* _RECORDS SUPPLIED_:
------------------------------

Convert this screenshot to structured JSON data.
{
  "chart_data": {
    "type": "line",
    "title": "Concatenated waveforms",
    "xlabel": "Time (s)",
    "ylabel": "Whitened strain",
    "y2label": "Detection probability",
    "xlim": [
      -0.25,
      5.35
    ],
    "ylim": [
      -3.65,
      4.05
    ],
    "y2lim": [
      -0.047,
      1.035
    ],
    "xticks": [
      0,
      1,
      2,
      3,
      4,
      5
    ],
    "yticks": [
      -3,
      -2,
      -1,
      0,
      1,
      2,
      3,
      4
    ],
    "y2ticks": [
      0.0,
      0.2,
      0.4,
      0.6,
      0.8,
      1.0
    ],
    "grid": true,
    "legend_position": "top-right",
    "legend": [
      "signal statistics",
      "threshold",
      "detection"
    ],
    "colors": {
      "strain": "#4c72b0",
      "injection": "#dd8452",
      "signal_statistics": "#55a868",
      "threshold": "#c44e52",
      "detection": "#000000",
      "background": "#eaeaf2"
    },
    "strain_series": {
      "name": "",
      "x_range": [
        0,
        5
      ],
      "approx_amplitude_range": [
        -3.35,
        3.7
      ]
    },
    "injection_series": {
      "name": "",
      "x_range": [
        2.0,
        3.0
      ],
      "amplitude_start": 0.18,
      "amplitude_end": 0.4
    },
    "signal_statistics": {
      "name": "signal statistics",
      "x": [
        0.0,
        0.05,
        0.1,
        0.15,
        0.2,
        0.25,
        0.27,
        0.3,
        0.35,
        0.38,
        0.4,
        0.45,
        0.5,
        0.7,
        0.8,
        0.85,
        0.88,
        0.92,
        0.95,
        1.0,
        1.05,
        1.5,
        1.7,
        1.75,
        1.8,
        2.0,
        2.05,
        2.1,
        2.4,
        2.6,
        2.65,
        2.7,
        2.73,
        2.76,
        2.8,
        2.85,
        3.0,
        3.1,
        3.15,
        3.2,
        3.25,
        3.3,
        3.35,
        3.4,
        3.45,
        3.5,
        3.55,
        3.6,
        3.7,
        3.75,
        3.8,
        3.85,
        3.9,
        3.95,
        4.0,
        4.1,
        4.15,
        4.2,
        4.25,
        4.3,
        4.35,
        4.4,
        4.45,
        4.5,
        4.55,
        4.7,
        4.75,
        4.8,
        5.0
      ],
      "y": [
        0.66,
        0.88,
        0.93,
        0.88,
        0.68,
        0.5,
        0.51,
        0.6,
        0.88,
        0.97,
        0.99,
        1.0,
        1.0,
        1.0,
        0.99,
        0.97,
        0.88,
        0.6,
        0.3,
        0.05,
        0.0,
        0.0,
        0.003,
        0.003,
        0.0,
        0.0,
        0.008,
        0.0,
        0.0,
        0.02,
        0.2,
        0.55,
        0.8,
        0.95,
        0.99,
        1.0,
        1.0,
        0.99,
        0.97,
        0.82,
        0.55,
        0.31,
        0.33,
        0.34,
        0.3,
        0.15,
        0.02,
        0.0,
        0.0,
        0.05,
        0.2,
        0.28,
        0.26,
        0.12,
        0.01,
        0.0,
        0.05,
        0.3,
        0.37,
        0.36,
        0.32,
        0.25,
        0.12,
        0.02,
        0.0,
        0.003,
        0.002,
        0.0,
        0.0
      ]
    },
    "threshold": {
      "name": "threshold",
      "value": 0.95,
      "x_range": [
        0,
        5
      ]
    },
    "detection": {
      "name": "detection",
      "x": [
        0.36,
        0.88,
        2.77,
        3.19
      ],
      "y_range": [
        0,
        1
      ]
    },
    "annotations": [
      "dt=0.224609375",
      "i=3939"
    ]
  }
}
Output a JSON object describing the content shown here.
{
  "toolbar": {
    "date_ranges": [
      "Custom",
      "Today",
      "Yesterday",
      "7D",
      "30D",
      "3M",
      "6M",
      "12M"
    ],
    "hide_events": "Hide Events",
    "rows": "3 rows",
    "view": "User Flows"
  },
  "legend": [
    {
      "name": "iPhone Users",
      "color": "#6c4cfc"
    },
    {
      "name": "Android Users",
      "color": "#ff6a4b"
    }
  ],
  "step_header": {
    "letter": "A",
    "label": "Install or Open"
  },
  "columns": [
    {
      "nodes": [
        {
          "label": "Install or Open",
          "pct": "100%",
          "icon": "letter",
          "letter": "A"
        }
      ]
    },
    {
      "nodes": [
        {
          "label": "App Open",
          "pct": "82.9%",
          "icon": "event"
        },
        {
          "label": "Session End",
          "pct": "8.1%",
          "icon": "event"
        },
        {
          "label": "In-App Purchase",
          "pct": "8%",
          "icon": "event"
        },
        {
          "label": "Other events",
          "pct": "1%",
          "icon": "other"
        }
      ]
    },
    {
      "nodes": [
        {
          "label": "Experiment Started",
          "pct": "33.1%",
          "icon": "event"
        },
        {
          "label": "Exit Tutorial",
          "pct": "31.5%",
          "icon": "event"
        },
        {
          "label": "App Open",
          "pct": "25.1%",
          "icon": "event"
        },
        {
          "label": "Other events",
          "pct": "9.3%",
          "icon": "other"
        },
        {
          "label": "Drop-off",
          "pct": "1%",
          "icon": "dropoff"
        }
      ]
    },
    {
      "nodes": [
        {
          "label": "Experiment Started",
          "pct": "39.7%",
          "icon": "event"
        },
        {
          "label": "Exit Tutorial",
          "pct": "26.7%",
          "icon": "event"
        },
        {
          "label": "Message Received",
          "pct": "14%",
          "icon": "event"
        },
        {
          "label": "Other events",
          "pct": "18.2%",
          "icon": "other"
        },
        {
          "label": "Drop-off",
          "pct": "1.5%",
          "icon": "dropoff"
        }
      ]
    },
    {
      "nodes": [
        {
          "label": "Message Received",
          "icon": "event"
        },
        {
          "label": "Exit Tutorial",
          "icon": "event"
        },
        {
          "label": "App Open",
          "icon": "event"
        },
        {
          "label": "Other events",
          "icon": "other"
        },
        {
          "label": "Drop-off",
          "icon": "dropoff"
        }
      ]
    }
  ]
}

------------------------------

* _WRITTEN TASK_: For the material, find the number of lines holding the word "threshold" and give that figure and nothing more.

* _SOLUTION_: 4